### Job
Print the complete set of entries exactly.

Records
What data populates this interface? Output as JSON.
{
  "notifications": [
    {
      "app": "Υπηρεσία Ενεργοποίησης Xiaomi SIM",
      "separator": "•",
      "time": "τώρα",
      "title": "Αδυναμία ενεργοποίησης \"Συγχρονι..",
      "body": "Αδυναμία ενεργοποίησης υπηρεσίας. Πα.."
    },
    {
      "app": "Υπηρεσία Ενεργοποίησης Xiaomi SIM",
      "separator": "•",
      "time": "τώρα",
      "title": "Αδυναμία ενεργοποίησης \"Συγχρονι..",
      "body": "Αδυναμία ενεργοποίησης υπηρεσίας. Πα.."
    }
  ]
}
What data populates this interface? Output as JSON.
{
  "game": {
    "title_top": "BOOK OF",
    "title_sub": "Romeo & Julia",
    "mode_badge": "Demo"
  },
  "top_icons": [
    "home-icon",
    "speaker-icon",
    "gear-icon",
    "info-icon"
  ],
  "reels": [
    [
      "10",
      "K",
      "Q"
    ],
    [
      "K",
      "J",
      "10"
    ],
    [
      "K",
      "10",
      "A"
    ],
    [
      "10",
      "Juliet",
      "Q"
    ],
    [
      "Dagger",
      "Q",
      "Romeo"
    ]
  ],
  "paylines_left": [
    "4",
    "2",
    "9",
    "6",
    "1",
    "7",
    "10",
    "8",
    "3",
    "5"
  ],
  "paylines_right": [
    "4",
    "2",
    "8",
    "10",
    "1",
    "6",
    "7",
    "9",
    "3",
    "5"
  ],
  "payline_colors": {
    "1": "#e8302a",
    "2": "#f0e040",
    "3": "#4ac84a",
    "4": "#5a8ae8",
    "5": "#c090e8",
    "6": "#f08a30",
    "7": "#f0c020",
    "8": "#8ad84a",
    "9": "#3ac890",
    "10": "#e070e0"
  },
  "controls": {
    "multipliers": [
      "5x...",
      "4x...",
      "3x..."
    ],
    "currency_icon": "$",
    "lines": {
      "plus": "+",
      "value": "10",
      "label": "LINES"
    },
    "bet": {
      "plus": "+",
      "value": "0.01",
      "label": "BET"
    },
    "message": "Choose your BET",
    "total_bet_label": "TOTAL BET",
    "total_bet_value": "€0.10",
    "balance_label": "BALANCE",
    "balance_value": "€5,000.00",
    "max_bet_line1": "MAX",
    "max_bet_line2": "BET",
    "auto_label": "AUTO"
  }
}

### Written reply
What data populates this interface? Output as JSON.
{
  "notifications": [
    {
      "app": "Υπηρεσία Ενεργοποίησης Xiaomi SIM",
      "separator": "•",
      "time": "τώρα",
      "title": "Αδυναμία ενεργοποίησης \"Συγχρονι..",
      "body": "Αδυναμία ενεργοποίησης υπηρεσίας. Πα.."
    },
    {
      "app": "Υπηρεσία Ενεργοποίησης Xiaomi SIM",
      "separator": "•",
      "time": "τώρα",
      "title": "Αδυναμία ενεργοποίησης \"Συγχρονι..",
      "body": "Αδυναμία ενεργοποίησης υπηρεσίας. Πα.."
    }
  ]
}
What data populates this interface? Output as JSON.
{
  "game": {
    "title_top": "BOOK OF",
    "title_sub": "Romeo & Julia",
    "mode_badge": "Demo"
  },
  "top_icons": [
    "home-icon",
    "speaker-icon",
    "gear-icon",
    "info-icon"
  ],
  "reels": [
    [
      "10",
      "K",
      "Q"
    ],
    [
      "K",
      "J",
      "10"
    ],
    [
      "K",
      "10",
      "A"
    ],
    [
      "10",
      "Juliet",
      "Q"
    ],
    [
      "Dagger",
      "Q",
      "Romeo"
    ]
  ],
  "paylines_left": [
    "4",
    "2",
    "9",
    "6",
    "1",
    "7",
    "10",
    "8",
    "3",
    "5"
  ],
  "paylines_right": [
    "4",
    "2",
    "8",
    "10",
    "1",
    "6",
    "7",
    "9",
    "3",
    "5"
  ],
  "payline_colors": {
    "1": "#e8302a",
    "2": "#f0e040",
    "3": "#4ac84a",
    "4": "#5a8ae8",
    "5": "#c090e8",
    "6": "#f08a30",
    "7": "#f0c020",
    "8": "#8ad84a",
    "9": "#3ac890",
    "10": "#e070e0"
  },
  "controls": {
    "multipliers": [
      "5x...",
      "4x...",
      "3x..."
    ],
    "currency_icon": "$",
    "lines": {
      "plus": "+",
      "value": "10",
      "label": "LINES"
    },
    "bet": {
      "plus": "+",
      "value": "0.01",
      "label": "BET"
    },
    "message": "Choose your BET",
    "total_bet_label": "TOTAL BET",
    "total_bet_value": "€0.10",
    "balance_label": "BALANCE",
    "balance_value": "€5,000.00",
    "max_bet_line1": "MAX",
    "max_bet_line2": "BET",
    "auto_label": "AUTO"
  }
}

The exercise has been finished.